=== Entries supplied ===

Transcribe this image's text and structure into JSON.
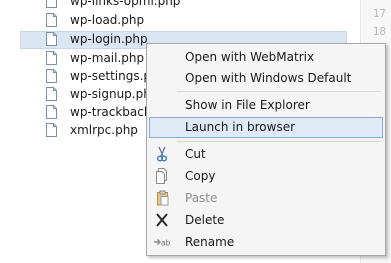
{
  "file_tree": {
    "items": [
      {
        "name": "wp-links-opml.php"
      },
      {
        "name": "wp-load.php"
      },
      {
        "name": "wp-login.php"
      },
      {
        "name": "wp-mail.php"
      },
      {
        "name": "wp-settings.php"
      },
      {
        "name": "wp-signup.php"
      },
      {
        "name": "wp-trackback.php"
      },
      {
        "name": "xmlrpc.php"
      }
    ]
  },
  "editor": {
    "line_numbers": [
      "17",
      "18"
    ]
  },
  "context_menu": {
    "open_with_webmatrix": "Open with WebMatrix",
    "open_with_windows_default": "Open with Windows Default",
    "show_in_file_explorer": "Show in File Explorer",
    "launch_in_browser": "Launch in browser",
    "cut": "Cut",
    "copy": "Copy",
    "paste": "Paste",
    "delete": "Delete",
    "rename": "Rename"
  }
}
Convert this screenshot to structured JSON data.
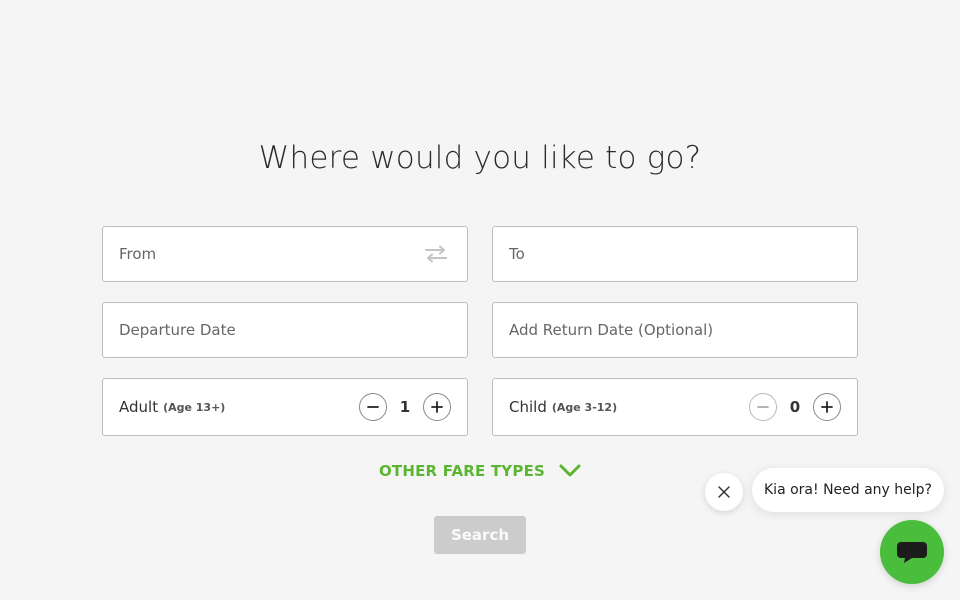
{
  "headline": "Where would you like to go?",
  "from": {
    "placeholder": "From",
    "swap_icon": "swap-arrows-icon"
  },
  "to": {
    "placeholder": "To"
  },
  "departure": {
    "placeholder": "Departure Date"
  },
  "return": {
    "placeholder": "Add Return Date (Optional)"
  },
  "passengers": {
    "adult": {
      "label": "Adult",
      "sublabel": "(Age 13+)",
      "count": "1"
    },
    "child": {
      "label": "Child",
      "sublabel": "(Age 3-12)",
      "count": "0"
    }
  },
  "other_fares": {
    "label": "OTHER FARE TYPES",
    "icon": "chevron-down-icon"
  },
  "search": {
    "label": "Search"
  },
  "chat": {
    "message": "Kia ora! Need any help?",
    "close_icon": "close-icon",
    "launcher_icon": "chat-icon"
  },
  "colors": {
    "accent_green": "#5bb531",
    "launcher_green": "#4bbd3c",
    "disabled_button": "#cccccc",
    "background": "#f5f5f5"
  }
}
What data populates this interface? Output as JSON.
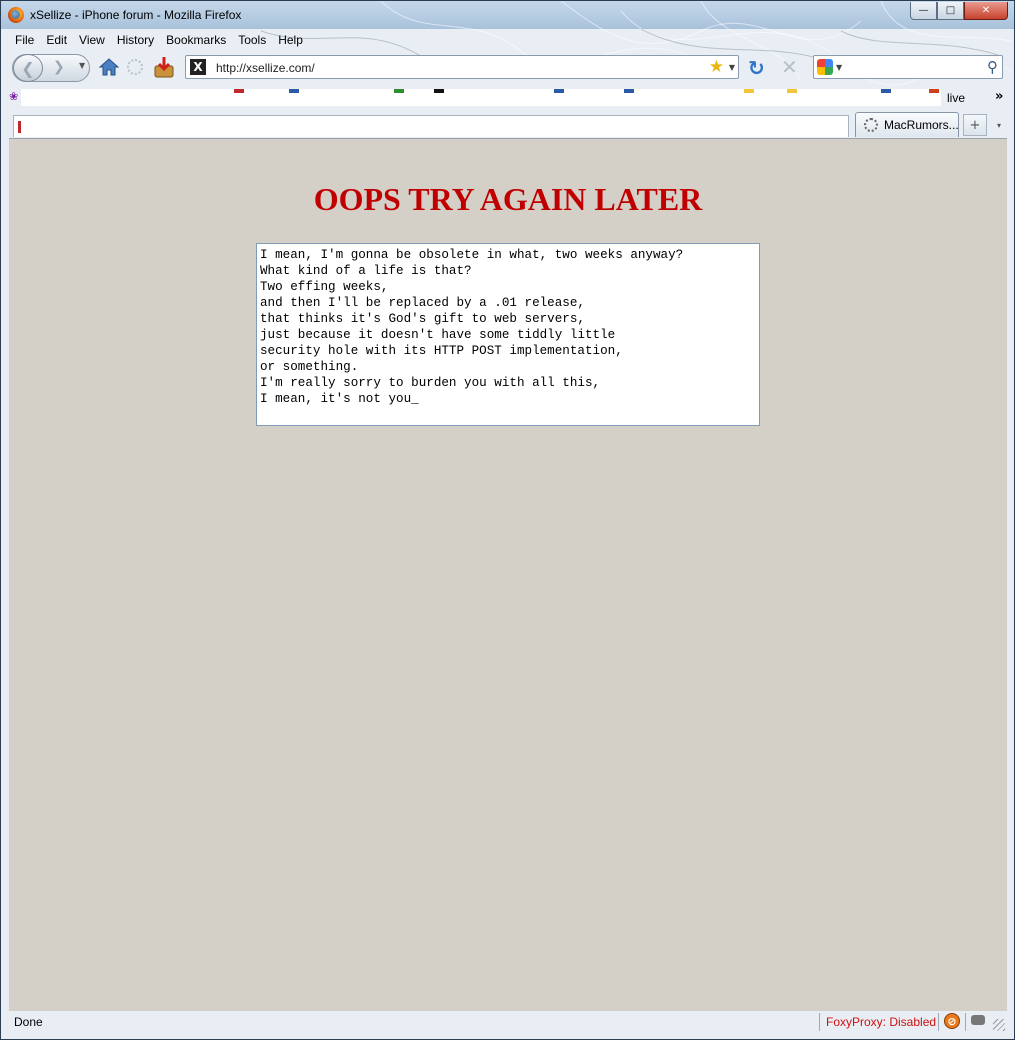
{
  "window": {
    "title": "xSellize - iPhone forum - Mozilla Firefox",
    "controls": {
      "minimize": "—",
      "maximize": "□",
      "close": "✕"
    }
  },
  "menu": [
    "File",
    "Edit",
    "View",
    "History",
    "Bookmarks",
    "Tools",
    "Help"
  ],
  "navbar": {
    "url": "http://xsellize.com/",
    "site_favicon": "X",
    "search_value": "",
    "icons": [
      "back-icon",
      "forward-icon",
      "home-icon",
      "download-icon",
      "star-icon",
      "refresh-icon",
      "stop-icon",
      "google-icon",
      "search-icon"
    ]
  },
  "bookmarks": {
    "live_label": "live",
    "more_label": "»"
  },
  "tabs": {
    "active_label": "MacRumors...",
    "new_tab_label": "+",
    "all_tabs_label": "▾"
  },
  "page": {
    "heading": "OOPS TRY AGAIN LATER",
    "message": "I mean, I'm gonna be obsolete in what, two weeks anyway?\nWhat kind of a life is that?\nTwo effing weeks,\nand then I'll be replaced by a .01 release,\nthat thinks it's God's gift to web servers,\njust because it doesn't have some tiddly little\nsecurity hole with its HTTP POST implementation,\nor something.\nI'm really sorry to burden you with all this,\nI mean, it's not you_",
    "background_color": "#d4d0c8",
    "heading_color": "#c00000"
  },
  "status": {
    "text": "Done",
    "foxyproxy": "FoxyProxy: Disabled"
  }
}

===

» Task details
Among the records above, how many lines carry the string "Open"? Reply with the number alone.

» Reply to the task
2